▶ **OBJECTIVE**:
Return all of the entries word for word, but omit the pictures they contain.

━━ MATERIAL PROVIDED

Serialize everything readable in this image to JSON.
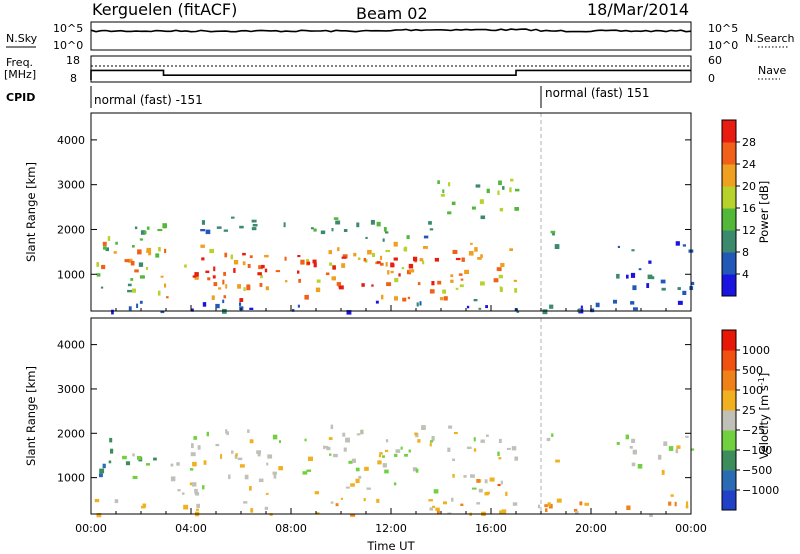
{
  "header": {
    "station": "Kerguelen (fitACF)",
    "beam": "Beam 02",
    "date": "18/Mar/2014"
  },
  "summary": {
    "nsky_label": "N.Sky",
    "nsky_ticks": [
      "10^5",
      "10^0"
    ],
    "nsearch_label": "N.Search",
    "nsearch_ticks": [
      "10^5",
      "10^0"
    ],
    "freq_label": "Freq.",
    "freq_unit": "[MHz]",
    "freq_ticks": [
      "18",
      "8"
    ],
    "nave_label": "Nave",
    "nave_ticks": [
      "60",
      "0"
    ],
    "cpid_label": "CPID",
    "modes": [
      {
        "label": "normal (fast) -151",
        "start_hour": 0,
        "end_hour": 18
      },
      {
        "label": "normal (fast) 151",
        "start_hour": 18,
        "end_hour": 24
      }
    ],
    "freq_steps": [
      {
        "start_hour": 0,
        "end_hour": 2.9,
        "mhz": 12
      },
      {
        "start_hour": 2.9,
        "end_hour": 17,
        "mhz": 10
      },
      {
        "start_hour": 17,
        "end_hour": 24,
        "mhz": 12
      }
    ]
  },
  "chart_data": [
    {
      "type": "heatmap",
      "name": "power",
      "ylabel": "Slant Range [km]",
      "xlabel": "Time UT",
      "xlim_hours": [
        0,
        24
      ],
      "ylim_km": [
        180,
        4600
      ],
      "yticks": [
        "1000",
        "2000",
        "3000",
        "4000"
      ],
      "colorbar": {
        "label": "Power [dB]",
        "ticks": [
          "4",
          "8",
          "12",
          "16",
          "20",
          "24",
          "28"
        ],
        "colors": [
          "#1a14e0",
          "#2258b8",
          "#3c8a6e",
          "#52b83a",
          "#b8d22c",
          "#f0a020",
          "#f06018",
          "#e81c10"
        ]
      },
      "regions": [
        {
          "t0": 0.0,
          "t1": 2.9,
          "r0": 600,
          "r1": 2150,
          "level": 3
        },
        {
          "t0": 0.2,
          "t1": 2.8,
          "r0": 900,
          "r1": 1800,
          "level": 5
        },
        {
          "t0": 2.9,
          "t1": 17.0,
          "r0": 650,
          "r1": 1750,
          "level": 5
        },
        {
          "t0": 4.0,
          "t1": 15.0,
          "r0": 750,
          "r1": 1500,
          "level": 7
        },
        {
          "t0": 3.0,
          "t1": 16.0,
          "r0": 400,
          "r1": 550,
          "level": 6
        },
        {
          "t0": 4.0,
          "t1": 14.5,
          "r0": 1800,
          "r1": 2300,
          "level": 2
        },
        {
          "t0": 13.5,
          "t1": 17.0,
          "r0": 2300,
          "r1": 3300,
          "level": 3
        },
        {
          "t0": 18.3,
          "t1": 18.7,
          "r0": 900,
          "r1": 2200,
          "level": 2
        },
        {
          "t0": 21.0,
          "t1": 24.0,
          "r0": 600,
          "r1": 1800,
          "level": 1
        },
        {
          "t0": 0.0,
          "t1": 24.0,
          "r0": 180,
          "r1": 450,
          "level": 1
        }
      ]
    },
    {
      "type": "heatmap",
      "name": "velocity",
      "ylabel": "Slant Range [km]",
      "xlabel": "Time UT",
      "xlim_hours": [
        0,
        24
      ],
      "ylim_km": [
        180,
        4600
      ],
      "yticks": [
        "1000",
        "2000",
        "3000",
        "4000"
      ],
      "xticks": [
        "00:00",
        "04:00",
        "08:00",
        "12:00",
        "16:00",
        "20:00",
        "00:00"
      ],
      "colorbar": {
        "label": "Velocity [m s^-1]",
        "ticks": [
          "1000",
          "500",
          "100",
          "25",
          "−25",
          "−100",
          "−500",
          "−1000"
        ],
        "colors": [
          "#2040c8",
          "#2a6cb4",
          "#3c8c5c",
          "#70d040",
          "#c0c0b8",
          "#f0b020",
          "#f08018",
          "#f05010",
          "#e81808"
        ]
      },
      "regions": [
        {
          "t0": 0.0,
          "t1": 0.9,
          "r0": 1000,
          "r1": 2100,
          "level": 2
        },
        {
          "t0": 0.9,
          "t1": 2.9,
          "r0": 900,
          "r1": 1600,
          "level": 3
        },
        {
          "t0": 2.9,
          "t1": 17.0,
          "r0": 650,
          "r1": 1800,
          "level": 4
        },
        {
          "t0": 3.5,
          "t1": 16.5,
          "r0": 1800,
          "r1": 2200,
          "level": 4
        },
        {
          "t0": 15.0,
          "t1": 16.8,
          "r0": 650,
          "r1": 1150,
          "level": 6
        },
        {
          "t0": 18.2,
          "t1": 18.8,
          "r0": 1200,
          "r1": 2000,
          "level": 4
        },
        {
          "t0": 21.0,
          "t1": 24.0,
          "r0": 1100,
          "r1": 2000,
          "level": 4
        },
        {
          "t0": 22.0,
          "t1": 24.0,
          "r0": 400,
          "r1": 700,
          "level": 5
        },
        {
          "t0": 0.0,
          "t1": 24.0,
          "r0": 180,
          "r1": 550,
          "level": 5
        }
      ]
    }
  ]
}
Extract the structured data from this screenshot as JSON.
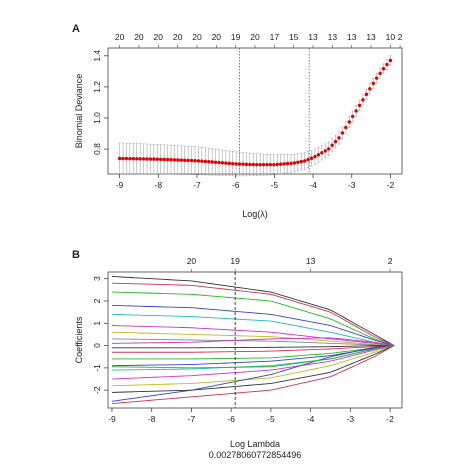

━━━━

▶ **SOLUTION**:
Serialize everything readable in this image to JSON.
{
  "header": {
    "station": "Kerguelen (fitACF)",
    "beam": "Beam 02",
    "date": "18/Mar/2014"
  },
  "summary": {
    "nsky_label": "N.Sky",
    "nsky_ticks": [
      "10^5",
      "10^0"
    ],
    "nsearch_label": "N.Search",
    "nsearch_ticks": [
      "10^5",
      "10^0"
    ],
    "freq_label": "Freq.",
    "freq_unit": "[MHz]",
    "freq_ticks": [
      "18",
      "8"
    ],
    "nave_label": "Nave",
    "nave_ticks": [
      "60",
      "0"
    ],
    "cpid_label": "CPID",
    "modes": [
      {
        "label": "normal (fast) -151",
        "start_hour": 0,
        "end_hour": 18
      },
      {
        "label": "normal (fast) 151",
        "start_hour": 18,
        "end_hour": 24
      }
    ],
    "freq_steps": [
      {
        "start_hour": 0,
        "end_hour": 2.9,
        "mhz": 12
      },
      {
        "start_hour": 2.9,
        "end_hour": 17,
        "mhz": 10
      },
      {
        "start_hour": 17,
        "end_hour": 24,
        "mhz": 12
      }
    ]
  },
  "chart_data": [
    {
      "type": "heatmap",
      "name": "power",
      "ylabel": "Slant Range [km]",
      "xlabel": "Time UT",
      "xlim_hours": [
        0,
        24
      ],
      "ylim_km": [
        180,
        4600
      ],
      "yticks": [
        "1000",
        "2000",
        "3000",
        "4000"
      ],
      "colorbar": {
        "label": "Power [dB]",
        "ticks": [
          "4",
          "8",
          "12",
          "16",
          "20",
          "24",
          "28"
        ],
        "colors": [
          "#1a14e0",
          "#2258b8",
          "#3c8a6e",
          "#52b83a",
          "#b8d22c",
          "#f0a020",
          "#f06018",
          "#e81c10"
        ]
      },
      "regions": [
        {
          "t0": 0.0,
          "t1": 2.9,
          "r0": 600,
          "r1": 2150,
          "level": 3
        },
        {
          "t0": 0.2,
          "t1": 2.8,
          "r0": 900,
          "r1": 1800,
          "level": 5
        },
        {
          "t0": 2.9,
          "t1": 17.0,
          "r0": 650,
          "r1": 1750,
          "level": 5
        },
        {
          "t0": 4.0,
          "t1": 15.0,
          "r0": 750,
          "r1": 1500,
          "level": 7
        },
        {
          "t0": 3.0,
          "t1": 16.0,
          "r0": 400,
          "r1": 550,
          "level": 6
        },
        {
          "t0": 4.0,
          "t1": 14.5,
          "r0": 1800,
          "r1": 2300,
          "level": 2
        },
        {
          "t0": 13.5,
          "t1": 17.0,
          "r0": 2300,
          "r1": 3300,
          "level": 3
        },
        {
          "t0": 18.3,
          "t1": 18.7,
          "r0": 900,
          "r1": 2200,
          "level": 2
        },
        {
          "t0": 21.0,
          "t1": 24.0,
          "r0": 600,
          "r1": 1800,
          "level": 1
        },
        {
          "t0": 0.0,
          "t1": 24.0,
          "r0": 180,
          "r1": 450,
          "level": 1
        }
      ]
    },
    {
      "type": "heatmap",
      "name": "velocity",
      "ylabel": "Slant Range [km]",
      "xlabel": "Time UT",
      "xlim_hours": [
        0,
        24
      ],
      "ylim_km": [
        180,
        4600
      ],
      "yticks": [
        "1000",
        "2000",
        "3000",
        "4000"
      ],
      "xticks": [
        "00:00",
        "04:00",
        "08:00",
        "12:00",
        "16:00",
        "20:00",
        "00:00"
      ],
      "colorbar": {
        "label": "Velocity [m s^-1]",
        "ticks": [
          "1000",
          "500",
          "100",
          "25",
          "−25",
          "−100",
          "−500",
          "−1000"
        ],
        "colors": [
          "#2040c8",
          "#2a6cb4",
          "#3c8c5c",
          "#70d040",
          "#c0c0b8",
          "#f0b020",
          "#f08018",
          "#f05010",
          "#e81808"
        ]
      },
      "regions": [
        {
          "t0": 0.0,
          "t1": 0.9,
          "r0": 1000,
          "r1": 2100,
          "level": 2
        },
        {
          "t0": 0.9,
          "t1": 2.9,
          "r0": 900,
          "r1": 1600,
          "level": 3
        },
        {
          "t0": 2.9,
          "t1": 17.0,
          "r0": 650,
          "r1": 1800,
          "level": 4
        },
        {
          "t0": 3.5,
          "t1": 16.5,
          "r0": 1800,
          "r1": 2200,
          "level": 4
        },
        {
          "t0": 15.0,
          "t1": 16.8,
          "r0": 650,
          "r1": 1150,
          "level": 6
        },
        {
          "t0": 18.2,
          "t1": 18.8,
          "r0": 1200,
          "r1": 2000,
          "level": 4
        },
        {
          "t0": 21.0,
          "t1": 24.0,
          "r0": 1100,
          "r1": 2000,
          "level": 4
        },
        {
          "t0": 22.0,
          "t1": 24.0,
          "r0": 400,
          "r1": 700,
          "level": 5
        },
        {
          "t0": 0.0,
          "t1": 24.0,
          "r0": 180,
          "r1": 550,
          "level": 5
        }
      ]
    }
  ]
}
Extract the structured data from this screenshot as JSON.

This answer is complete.